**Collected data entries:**
* BEGIN *
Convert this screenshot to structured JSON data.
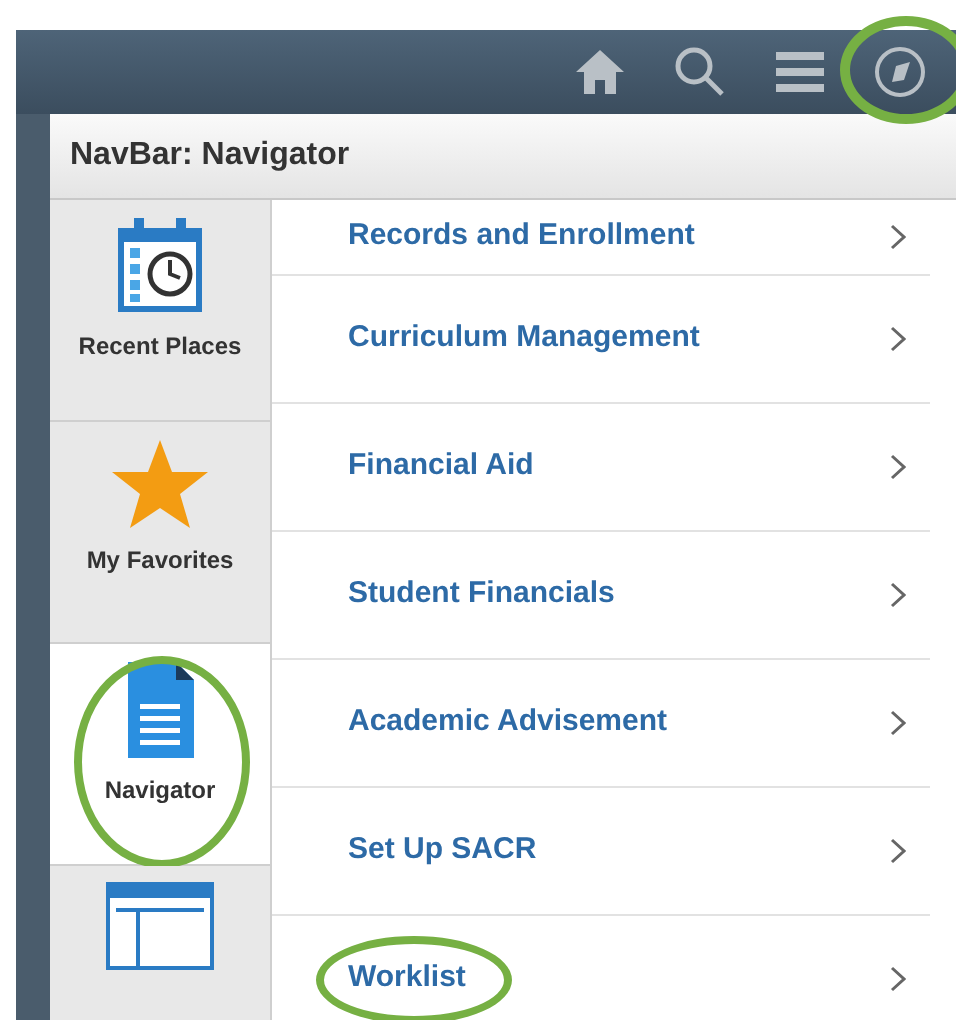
{
  "navbar": {
    "buttons": [
      {
        "kind": "home",
        "highlighted": false
      },
      {
        "kind": "search",
        "highlighted": false
      },
      {
        "kind": "menu",
        "highlighted": false
      },
      {
        "kind": "navigator",
        "highlighted": true
      }
    ]
  },
  "panel": {
    "title": "NavBar: Navigator",
    "tiles": [
      {
        "kind": "recent",
        "label": "Recent Places",
        "selected": false,
        "highlighted": false
      },
      {
        "kind": "favorites",
        "label": "My Favorites",
        "selected": false,
        "highlighted": false
      },
      {
        "kind": "navigator",
        "label": "Navigator",
        "selected": true,
        "highlighted": true
      },
      {
        "kind": "classic",
        "selected": false,
        "highlighted": false
      }
    ],
    "items": [
      {
        "label": "Records and Enrollment",
        "highlighted": false
      },
      {
        "label": "Curriculum Management",
        "highlighted": false
      },
      {
        "label": "Financial Aid",
        "highlighted": false
      },
      {
        "label": "Student Financials",
        "highlighted": false
      },
      {
        "label": "Academic Advisement",
        "highlighted": false
      },
      {
        "label": "Set Up SACR",
        "highlighted": false
      },
      {
        "label": "Worklist",
        "highlighted": true
      }
    ]
  }
}
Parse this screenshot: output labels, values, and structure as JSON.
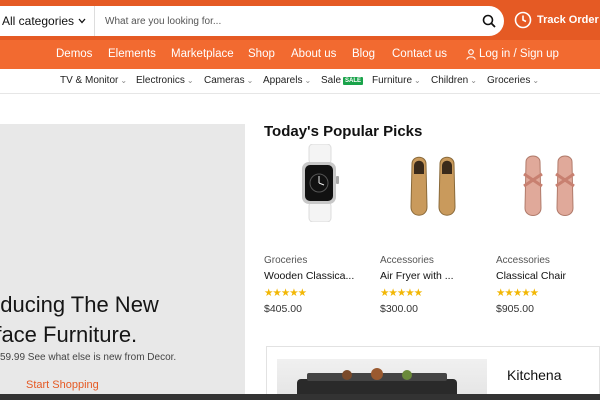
{
  "header": {
    "category_select": "All categories",
    "search_placeholder": "What are you looking for...",
    "track_order": "Track Order"
  },
  "nav": {
    "items": [
      "Demos",
      "Elements",
      "Marketplace",
      "Shop",
      "About us",
      "Blog",
      "Contact us"
    ],
    "login": "Log in / Sign up"
  },
  "categories": {
    "items": [
      "TV & Monitor",
      "Electronics",
      "Cameras",
      "Apparels",
      "Sale",
      "Furniture",
      "Children",
      "Groceries"
    ],
    "sale_badge": "SALE"
  },
  "hero": {
    "title_line1": "oducing The New",
    "title_line2": "rface Furniture.",
    "subtitle": "59.99 See what else is new from Decor.",
    "cta": "Start Shopping"
  },
  "picks": {
    "title": "Today's Popular Picks",
    "products": [
      {
        "category": "Groceries",
        "name": "Wooden Classica...",
        "price": "$405.00",
        "rating": 5,
        "icon": "watch-icon"
      },
      {
        "category": "Accessories",
        "name": "Air Fryer with ...",
        "price": "$300.00",
        "rating": 5,
        "icon": "loafers-icon"
      },
      {
        "category": "Accessories",
        "name": "Classical Chair",
        "price": "$905.00",
        "rating": 5,
        "icon": "sandals-icon"
      }
    ]
  },
  "banner": {
    "label": "Kitchena"
  },
  "colors": {
    "brand": "#e55a24",
    "nav": "#f26a30",
    "star": "#f2b705",
    "sale": "#1aa34a"
  }
}
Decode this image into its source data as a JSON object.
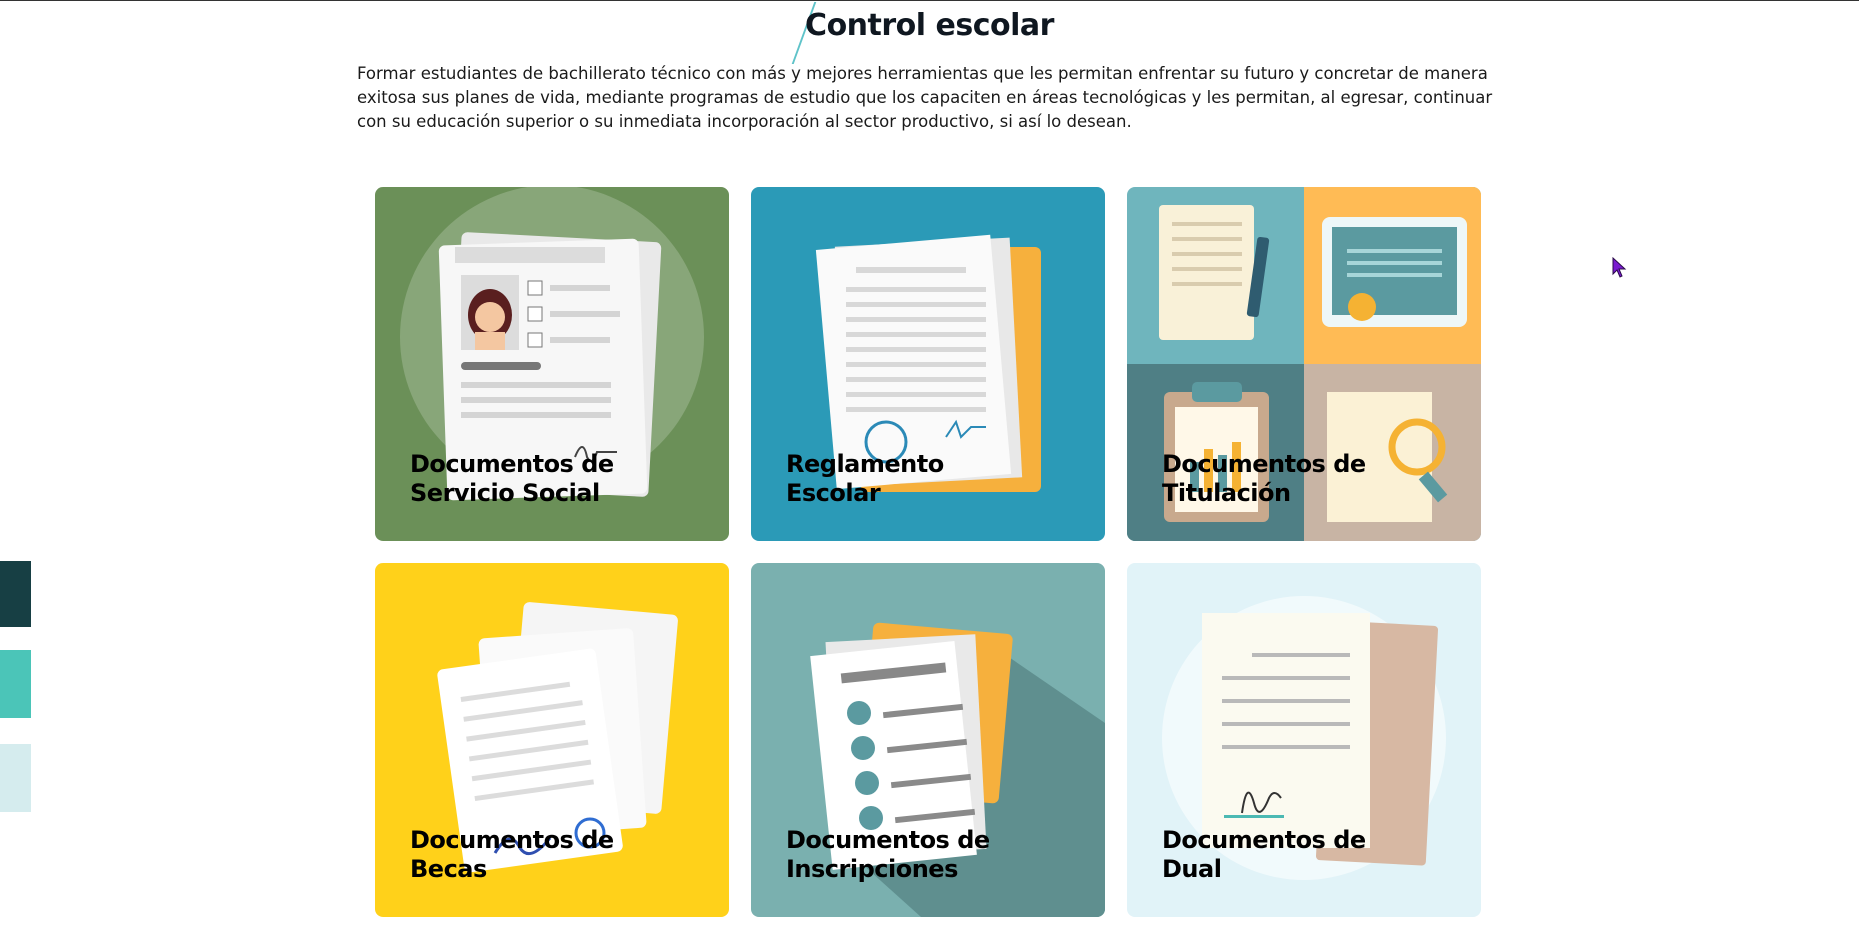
{
  "page": {
    "title": "Control escolar",
    "intro": "Formar estudiantes de bachillerato técnico con más y mejores herramientas que les permitan enfrentar su futuro y concretar de manera exitosa sus planes de vida, mediante programas de estudio que los capaciten en áreas tecnológicas y les permitan, al egresar, continuar con su educación superior o su inmediata incorporación al sector productivo, si así lo desean."
  },
  "cards": [
    {
      "line1": "Documentos de",
      "line2": "Servicio Social",
      "bg": "#6b9058"
    },
    {
      "line1": "Reglamento",
      "line2": "Escolar",
      "bg": "#2b9ab7"
    },
    {
      "line1": "Documentos de",
      "line2": "Titulación",
      "bg": "#6fb5bd"
    },
    {
      "line1": "Documentos de",
      "line2": "Becas",
      "bg": "#ffd11a"
    },
    {
      "line1": "Documentos de",
      "line2": "Inscripciones",
      "bg": "#7ab0af"
    },
    {
      "line1": "Documentos de",
      "line2": "Dual",
      "bg": "#e1f3f8"
    }
  ],
  "side_swatches": [
    "#173f44",
    "#4bc5b8",
    "#d5ecee"
  ],
  "icons": {
    "cursor": "mouse-pointer-icon",
    "card1": "resume-document-icon",
    "card2": "folder-document-icon",
    "card3": "diploma-certificate-icon",
    "card4": "paper-stack-icon",
    "card5": "checklist-folder-icon",
    "card6": "signed-letter-icon"
  }
}
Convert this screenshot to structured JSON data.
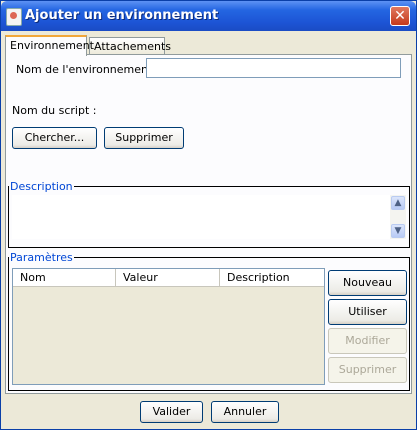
{
  "window": {
    "title": "Ajouter un environnement",
    "close_glyph": "✕"
  },
  "tabs": [
    {
      "label": "Environnement",
      "active": true
    },
    {
      "label": "Attachements",
      "active": false
    }
  ],
  "form": {
    "env_name_label": "Nom de l'environnement :",
    "env_name_value": "",
    "script_label": "Nom du script :",
    "browse_button": "Chercher...",
    "delete_button": "Supprimer"
  },
  "description": {
    "legend": "Description",
    "value": ""
  },
  "parameters": {
    "legend": "Paramètres",
    "columns": [
      "Nom",
      "Valeur",
      "Description"
    ],
    "buttons": {
      "new": "Nouveau",
      "use": "Utiliser",
      "edit": "Modifier",
      "delete": "Supprimer"
    }
  },
  "footer": {
    "ok": "Valider",
    "cancel": "Annuler"
  },
  "icons": {
    "scroll_up": "▲",
    "scroll_down": "▼"
  },
  "colors": {
    "titlebar": "#2466e2",
    "legend": "#0046d5",
    "active_tab_accent": "#f1a73a"
  }
}
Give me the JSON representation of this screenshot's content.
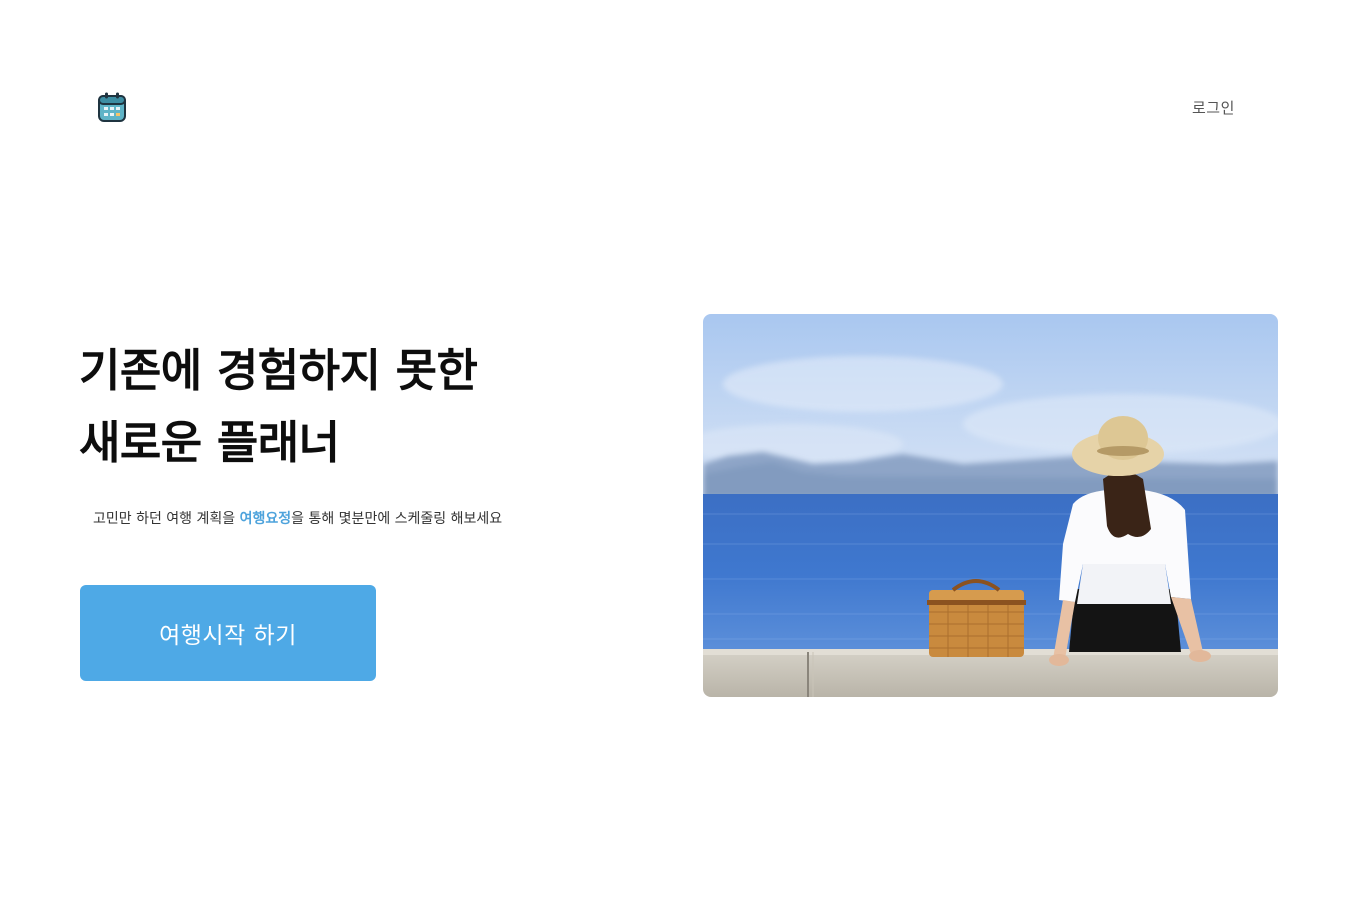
{
  "header": {
    "logo_icon": "calendar-icon",
    "login_label": "로그인"
  },
  "hero": {
    "title_line1": "기존에 경험하지 못한",
    "title_line2": "새로운 플래너",
    "subtitle_before": "고민만 하던 여행 계획을 ",
    "subtitle_brand": "여행요정",
    "subtitle_after": "을 통해 몇분만에 스케줄링 해보세요",
    "cta_label": "여행시작 하기",
    "image_subject": "woman-with-hat-sitting-by-sea-photo"
  },
  "colors": {
    "accent": "#4ea9e6",
    "brand_text": "#4ea3dc",
    "title_text": "#0d0d0d"
  }
}
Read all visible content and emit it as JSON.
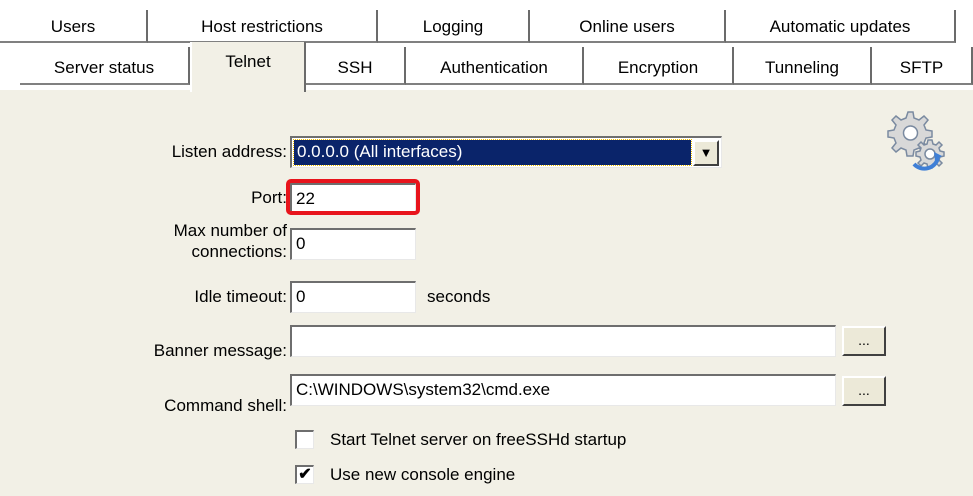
* END *
**SET EXERCISE:** Restate the data above word for word. Skip every picture.

**EXERCISE ANSWER:**
Convert this screenshot to structured JSON data.
{
  "navbar": {
    "buttons": [
      {
        "kind": "home",
        "highlighted": false
      },
      {
        "kind": "search",
        "highlighted": false
      },
      {
        "kind": "menu",
        "highlighted": false
      },
      {
        "kind": "navigator",
        "highlighted": true
      }
    ]
  },
  "panel": {
    "title": "NavBar: Navigator",
    "tiles": [
      {
        "kind": "recent",
        "label": "Recent Places",
        "selected": false,
        "highlighted": false
      },
      {
        "kind": "favorites",
        "label": "My Favorites",
        "selected": false,
        "highlighted": false
      },
      {
        "kind": "navigator",
        "label": "Navigator",
        "selected": true,
        "highlighted": true
      },
      {
        "kind": "classic",
        "selected": false,
        "highlighted": false
      }
    ],
    "items": [
      {
        "label": "Records and Enrollment",
        "highlighted": false
      },
      {
        "label": "Curriculum Management",
        "highlighted": false
      },
      {
        "label": "Financial Aid",
        "highlighted": false
      },
      {
        "label": "Student Financials",
        "highlighted": false
      },
      {
        "label": "Academic Advisement",
        "highlighted": false
      },
      {
        "label": "Set Up SACR",
        "highlighted": false
      },
      {
        "label": "Worklist",
        "highlighted": true
      }
    ]
  }
}
Parse this screenshot: output labels, values, and structure as JSON.
{
  "header": {
    "category_select": "All categories",
    "search_placeholder": "What are you looking for...",
    "track_order": "Track Order"
  },
  "nav": {
    "items": [
      "Demos",
      "Elements",
      "Marketplace",
      "Shop",
      "About us",
      "Blog",
      "Contact us"
    ],
    "login": "Log in / Sign up"
  },
  "categories": {
    "items": [
      "TV & Monitor",
      "Electronics",
      "Cameras",
      "Apparels",
      "Sale",
      "Furniture",
      "Children",
      "Groceries"
    ],
    "sale_badge": "SALE"
  },
  "hero": {
    "title_line1": "oducing The New",
    "title_line2": "rface Furniture.",
    "subtitle": "59.99 See what else is new from Decor.",
    "cta": "Start Shopping"
  },
  "picks": {
    "title": "Today's Popular Picks",
    "products": [
      {
        "category": "Groceries",
        "name": "Wooden Classica...",
        "price": "$405.00",
        "rating": 5,
        "icon": "watch-icon"
      },
      {
        "category": "Accessories",
        "name": "Air Fryer with ...",
        "price": "$300.00",
        "rating": 5,
        "icon": "loafers-icon"
      },
      {
        "category": "Accessories",
        "name": "Classical Chair",
        "price": "$905.00",
        "rating": 5,
        "icon": "sandals-icon"
      }
    ]
  },
  "banner": {
    "label": "Kitchena"
  },
  "colors": {
    "brand": "#e55a24",
    "nav": "#f26a30",
    "star": "#f2b705",
    "sale": "#1aa34a"
  }
}
Decode this image into its source data as a JSON object.
{
  "page": {
    "title": "Control escolar",
    "intro": "Formar estudiantes de bachillerato técnico con más y mejores herramientas que les permitan enfrentar su futuro y concretar de manera exitosa sus planes de vida, mediante programas de estudio que los capaciten en áreas tecnológicas y les permitan, al egresar, continuar con su educación superior o su inmediata incorporación al sector productivo, si así lo desean."
  },
  "cards": [
    {
      "line1": "Documentos de",
      "line2": "Servicio Social",
      "bg": "#6b9058"
    },
    {
      "line1": "Reglamento",
      "line2": "Escolar",
      "bg": "#2b9ab7"
    },
    {
      "line1": "Documentos de",
      "line2": "Titulación",
      "bg": "#6fb5bd"
    },
    {
      "line1": "Documentos de",
      "line2": "Becas",
      "bg": "#ffd11a"
    },
    {
      "line1": "Documentos de",
      "line2": "Inscripciones",
      "bg": "#7ab0af"
    },
    {
      "line1": "Documentos de",
      "line2": "Dual",
      "bg": "#e1f3f8"
    }
  ],
  "side_swatches": [
    "#173f44",
    "#4bc5b8",
    "#d5ecee"
  ],
  "icons": {
    "cursor": "mouse-pointer-icon",
    "card1": "resume-document-icon",
    "card2": "folder-document-icon",
    "card3": "diploma-certificate-icon",
    "card4": "paper-stack-icon",
    "card5": "checklist-folder-icon",
    "card6": "signed-letter-icon"
  }
}
Convert this screenshot to structured JSON data.
{
  "window": {
    "title": "Ajouter un environnement",
    "close_glyph": "✕"
  },
  "tabs": [
    {
      "label": "Environnement",
      "active": true
    },
    {
      "label": "Attachements",
      "active": false
    }
  ],
  "form": {
    "env_name_label": "Nom de l'environnement :",
    "env_name_value": "",
    "script_label": "Nom du script :",
    "browse_button": "Chercher...",
    "delete_button": "Supprimer"
  },
  "description": {
    "legend": "Description",
    "value": ""
  },
  "parameters": {
    "legend": "Paramètres",
    "columns": [
      "Nom",
      "Valeur",
      "Description"
    ],
    "buttons": {
      "new": "Nouveau",
      "use": "Utiliser",
      "edit": "Modifier",
      "delete": "Supprimer"
    }
  },
  "footer": {
    "ok": "Valider",
    "cancel": "Annuler"
  },
  "icons": {
    "scroll_up": "▲",
    "scroll_down": "▼"
  },
  "colors": {
    "titlebar": "#2466e2",
    "legend": "#0046d5",
    "active_tab_accent": "#f1a73a"
  }
}
Give me the JSON representation of this screenshot's content.
{
  "header": {
    "logo_icon": "calendar-icon",
    "login_label": "로그인"
  },
  "hero": {
    "title_line1": "기존에 경험하지 못한",
    "title_line2": "새로운 플래너",
    "subtitle_before": "고민만 하던 여행 계획을 ",
    "subtitle_brand": "여행요정",
    "subtitle_after": "을 통해 몇분만에 스케줄링 해보세요",
    "cta_label": "여행시작 하기",
    "image_subject": "woman-with-hat-sitting-by-sea-photo"
  },
  "colors": {
    "accent": "#4ea9e6",
    "brand_text": "#4ea3dc",
    "title_text": "#0d0d0d"
  }
}
Read all visible content and emit it as JSON.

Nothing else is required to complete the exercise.